EXERCISE DIRECTIONS ▸ Copy out all lines that hold "document".

DATA LINES ▸

=====

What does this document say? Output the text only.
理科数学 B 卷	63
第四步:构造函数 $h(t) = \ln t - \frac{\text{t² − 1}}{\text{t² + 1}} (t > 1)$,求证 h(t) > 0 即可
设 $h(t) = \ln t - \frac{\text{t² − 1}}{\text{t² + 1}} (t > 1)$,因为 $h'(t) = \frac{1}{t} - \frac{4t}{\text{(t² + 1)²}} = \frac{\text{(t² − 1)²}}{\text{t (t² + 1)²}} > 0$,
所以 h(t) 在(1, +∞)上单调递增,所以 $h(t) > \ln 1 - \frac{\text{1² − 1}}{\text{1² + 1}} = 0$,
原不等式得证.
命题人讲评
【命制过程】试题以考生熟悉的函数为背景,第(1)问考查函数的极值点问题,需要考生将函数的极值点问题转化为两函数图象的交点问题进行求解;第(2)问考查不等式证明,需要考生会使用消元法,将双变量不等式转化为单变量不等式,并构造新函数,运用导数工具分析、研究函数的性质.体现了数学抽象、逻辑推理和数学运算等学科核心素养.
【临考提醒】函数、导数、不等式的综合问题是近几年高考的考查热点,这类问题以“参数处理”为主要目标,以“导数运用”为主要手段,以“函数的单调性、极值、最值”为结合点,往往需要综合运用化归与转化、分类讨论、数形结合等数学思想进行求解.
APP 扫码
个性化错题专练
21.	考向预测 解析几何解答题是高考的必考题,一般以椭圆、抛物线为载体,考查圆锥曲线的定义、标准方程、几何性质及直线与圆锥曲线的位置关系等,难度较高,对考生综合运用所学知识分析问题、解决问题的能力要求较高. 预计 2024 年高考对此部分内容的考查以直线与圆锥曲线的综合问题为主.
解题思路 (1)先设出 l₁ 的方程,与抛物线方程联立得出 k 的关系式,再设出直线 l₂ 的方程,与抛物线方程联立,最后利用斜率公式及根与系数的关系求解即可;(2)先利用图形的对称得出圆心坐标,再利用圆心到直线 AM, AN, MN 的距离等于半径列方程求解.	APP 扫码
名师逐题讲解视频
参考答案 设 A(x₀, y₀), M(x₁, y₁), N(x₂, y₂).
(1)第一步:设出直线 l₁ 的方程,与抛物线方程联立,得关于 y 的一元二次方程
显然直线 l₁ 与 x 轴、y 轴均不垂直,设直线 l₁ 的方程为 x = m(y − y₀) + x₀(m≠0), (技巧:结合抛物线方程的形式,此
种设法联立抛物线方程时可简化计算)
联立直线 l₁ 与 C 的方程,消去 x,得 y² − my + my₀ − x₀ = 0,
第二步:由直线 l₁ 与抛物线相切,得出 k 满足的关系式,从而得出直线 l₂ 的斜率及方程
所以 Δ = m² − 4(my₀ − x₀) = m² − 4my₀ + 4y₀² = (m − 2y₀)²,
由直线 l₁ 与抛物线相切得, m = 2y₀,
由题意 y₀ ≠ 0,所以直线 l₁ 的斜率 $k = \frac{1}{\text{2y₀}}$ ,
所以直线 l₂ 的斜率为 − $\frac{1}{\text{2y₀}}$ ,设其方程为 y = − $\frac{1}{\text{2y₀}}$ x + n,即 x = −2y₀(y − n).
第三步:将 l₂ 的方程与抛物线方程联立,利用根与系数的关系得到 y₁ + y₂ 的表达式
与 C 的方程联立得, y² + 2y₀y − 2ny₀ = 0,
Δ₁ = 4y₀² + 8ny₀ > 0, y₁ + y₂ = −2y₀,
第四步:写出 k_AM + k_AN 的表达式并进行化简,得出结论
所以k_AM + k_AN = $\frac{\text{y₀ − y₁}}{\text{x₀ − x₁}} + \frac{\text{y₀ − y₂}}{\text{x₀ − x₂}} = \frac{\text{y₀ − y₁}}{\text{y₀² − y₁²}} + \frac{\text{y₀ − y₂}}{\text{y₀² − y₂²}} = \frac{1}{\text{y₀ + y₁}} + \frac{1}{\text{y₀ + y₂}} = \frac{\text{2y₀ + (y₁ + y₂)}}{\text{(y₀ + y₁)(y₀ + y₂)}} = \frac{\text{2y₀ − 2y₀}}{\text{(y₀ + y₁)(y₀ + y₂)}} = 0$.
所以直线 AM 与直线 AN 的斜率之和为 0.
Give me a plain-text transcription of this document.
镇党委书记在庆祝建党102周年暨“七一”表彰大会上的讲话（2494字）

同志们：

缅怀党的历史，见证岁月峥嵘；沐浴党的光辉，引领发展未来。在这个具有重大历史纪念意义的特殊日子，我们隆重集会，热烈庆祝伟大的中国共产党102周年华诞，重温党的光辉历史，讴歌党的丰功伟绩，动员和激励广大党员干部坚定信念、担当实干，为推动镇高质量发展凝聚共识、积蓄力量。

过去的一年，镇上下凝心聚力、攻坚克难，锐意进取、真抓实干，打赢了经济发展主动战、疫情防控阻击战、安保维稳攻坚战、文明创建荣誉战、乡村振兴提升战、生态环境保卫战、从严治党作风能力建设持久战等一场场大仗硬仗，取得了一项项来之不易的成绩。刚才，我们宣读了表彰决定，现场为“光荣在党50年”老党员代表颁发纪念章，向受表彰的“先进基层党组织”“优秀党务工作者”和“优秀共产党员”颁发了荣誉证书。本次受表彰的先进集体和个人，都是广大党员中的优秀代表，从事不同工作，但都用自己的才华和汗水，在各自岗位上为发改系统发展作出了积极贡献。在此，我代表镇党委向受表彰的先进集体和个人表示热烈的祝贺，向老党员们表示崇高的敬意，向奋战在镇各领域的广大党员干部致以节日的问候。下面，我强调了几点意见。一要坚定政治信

=====

TASK ANSWER ▸
What does this document say? Output the text only.
Give me a plain-text transcription of this document.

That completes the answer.